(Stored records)
==================================================

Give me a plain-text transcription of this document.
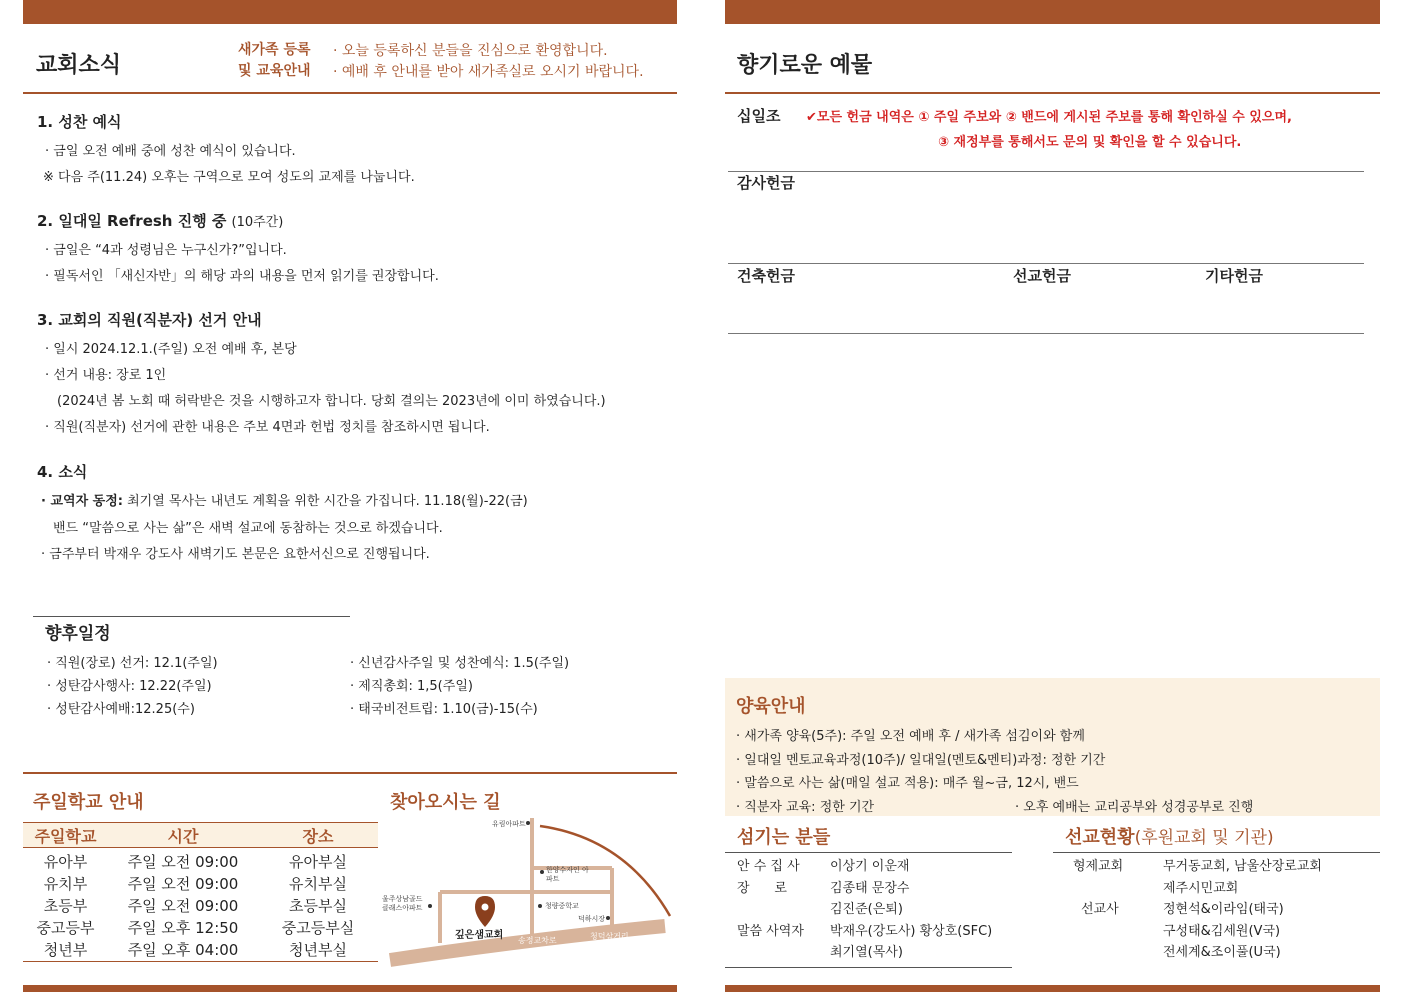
교회소식
새가족 등록
및 교육안내
· 오늘 등록하신 분들을 진심으로 환영합니다.
· 예배 후 안내를 받아 새가족실로 오시기 바랍니다.
1. 성찬 예식
· 금일 오전 예배 중에 성찬 예식이 있습니다.
※ 다음 주(11.24) 오후는 구역으로 모여 성도의 교제를 나눕니다.
2. 일대일 Refresh 진행 중 (10주간)
· 금일은 “4과 성령님은 누구신가?”입니다.
· 필독서인 「새신자반」의 해당 과의 내용을 먼저 읽기를 권장합니다.
3. 교회의 직원(직분자) 선거 안내
· 일시 2024.12.1.(주일) 오전 예배 후, 본당
· 선거 내용: 장로 1인
(2024년 봄 노회 때 허락받은 것을 시행하고자 합니다. 당회 결의는 2023년에 이미 하였습니다.)
· 직원(직분자) 선거에 관한 내용은 주보 4면과 헌법 정치를 참조하시면 됩니다.
4. 소식
· 교역자 동정: 최기열 목사는 내년도 계획을 위한 시간을 가집니다. 11.18(월)-22(금)
밴드 “말씀으로 사는 삶”은 새벽 설교에 동참하는 것으로 하겠습니다.
· 금주부터 박재우 강도사 새벽기도 본문은 요한서신으로 진행됩니다.
향후일정
· 직원(장로) 선거: 12.1(주일)
· 성탄감사행사: 12.22(주일)
· 성탄감사예배:12.25(수)
· 신년감사주일 및 성찬예식: 1.5(주일)
· 제직총회: 1,5(주일)
· 태국비전트립: 1.10(금)-15(수)
주일학교 안내
주일학교	시간	장소
유아부	주일 오전 09:00	유아부실
유치부	주일 오전 09:00	유치부실
초등부	주일 오전 09:00	초등부실
중고등부	주일 오후 12:50	중고등부실
청년부	주일 오후 04:00	청년부실
찾아오시는 길
깊은샘교회
유림아파트
한양수자인 아파트
울주상남골드 클래스아파트	청량중학교
덕하시장
송정교차로	청덕삼거리
향기로운 예물
십일조 ✔모든 헌금 내역은 ① 주일 주보와 ② 밴드에 게시된 주보를 통해 확인하실 수 있으며,
③ 재정부를 통해서도 문의 및 확인을 할 수 있습니다.
감사헌금
건축헌금	선교헌금	기타헌금
양육안내
· 새가족 양육(5주): 주일 오전 예배 후 / 새가족 섬김이와 함께
· 일대일 멘토교육과정(10주)/ 일대일(멘토&멘티)과정: 정한 기간
· 말씀으로 사는 삶(매일 설교 적용): 매주 월~금, 12시, 밴드
· 직분자 교육: 정한 기간	· 오후 예배는 교리공부와 성경공부로 진행
섬기는 분들
안 수 집 사	이상기 이운재
장      로	김종태 문장수
김진준(은퇴)
말씀 사역자	박재우(강도사) 황상호(SFC)
최기열(목사)
선교현황(후원교회 및 기관)
형제교회	무거동교회, 남울산장로교회
제주시민교회
선교사	정현석&이라임(태국)
구성태&김세원(V국)
전세계&조이풀(U국)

==================================================

Could you reproduce every record above exactly, leaving out the pictures?

Give me a plain-text transcription of this document.
교회소식
새가족 등록
및 교육안내
· 오늘 등록하신 분들을 진심으로 환영합니다.
· 예배 후 안내를 받아 새가족실로 오시기 바랍니다.
1. 성찬 예식
· 금일 오전 예배 중에 성찬 예식이 있습니다.
※ 다음 주(11.24) 오후는 구역으로 모여 성도의 교제를 나눕니다.
2. 일대일 Refresh 진행 중 (10주간)
· 금일은 “4과 성령님은 누구신가?”입니다.
· 필독서인 「새신자반」의 해당 과의 내용을 먼저 읽기를 권장합니다.
3. 교회의 직원(직분자) 선거 안내
· 일시 2024.12.1.(주일) 오전 예배 후, 본당
· 선거 내용: 장로 1인
(2024년 봄 노회 때 허락받은 것을 시행하고자 합니다. 당회 결의는 2023년에 이미 하였습니다.)
· 직원(직분자) 선거에 관한 내용은 주보 4면과 헌법 정치를 참조하시면 됩니다.
4. 소식
· 교역자 동정: 최기열 목사는 내년도 계획을 위한 시간을 가집니다. 11.18(월)-22(금)
밴드 “말씀으로 사는 삶”은 새벽 설교에 동참하는 것으로 하겠습니다.
· 금주부터 박재우 강도사 새벽기도 본문은 요한서신으로 진행됩니다.
향후일정
· 직원(장로) 선거: 12.1(주일)
· 성탄감사행사: 12.22(주일)
· 성탄감사예배:12.25(수)
· 신년감사주일 및 성찬예식: 1.5(주일)
· 제직총회: 1,5(주일)
· 태국비전트립: 1.10(금)-15(수)
주일학교 안내
주일학교	시간	장소
유아부	주일 오전 09:00	유아부실
유치부	주일 오전 09:00	유치부실
초등부	주일 오전 09:00	초등부실
중고등부	주일 오후 12:50	중고등부실
청년부	주일 오후 04:00	청년부실
찾아오시는 길
깊은샘교회
유림아파트
한양수자인 아파트
울주상남골드 클래스아파트	청량중학교
덕하시장
송정교차로	청덕삼거리
향기로운 예물
십일조 ✔모든 헌금 내역은 ① 주일 주보와 ② 밴드에 게시된 주보를 통해 확인하실 수 있으며,
③ 재정부를 통해서도 문의 및 확인을 할 수 있습니다.
감사헌금
건축헌금	선교헌금	기타헌금
양육안내
· 새가족 양육(5주): 주일 오전 예배 후 / 새가족 섬김이와 함께
· 일대일 멘토교육과정(10주)/ 일대일(멘토&멘티)과정: 정한 기간
· 말씀으로 사는 삶(매일 설교 적용): 매주 월~금, 12시, 밴드
· 직분자 교육: 정한 기간	· 오후 예배는 교리공부와 성경공부로 진행
섬기는 분들
안 수 집 사	이상기 이운재
장      로	김종태 문장수
김진준(은퇴)
말씀 사역자	박재우(강도사) 황상호(SFC)
최기열(목사)
선교현황(후원교회 및 기관)
형제교회	무거동교회, 남울산장로교회
제주시민교회
선교사	정현석&이라임(태국)
구성태&김세원(V국)
전세계&조이풀(U국)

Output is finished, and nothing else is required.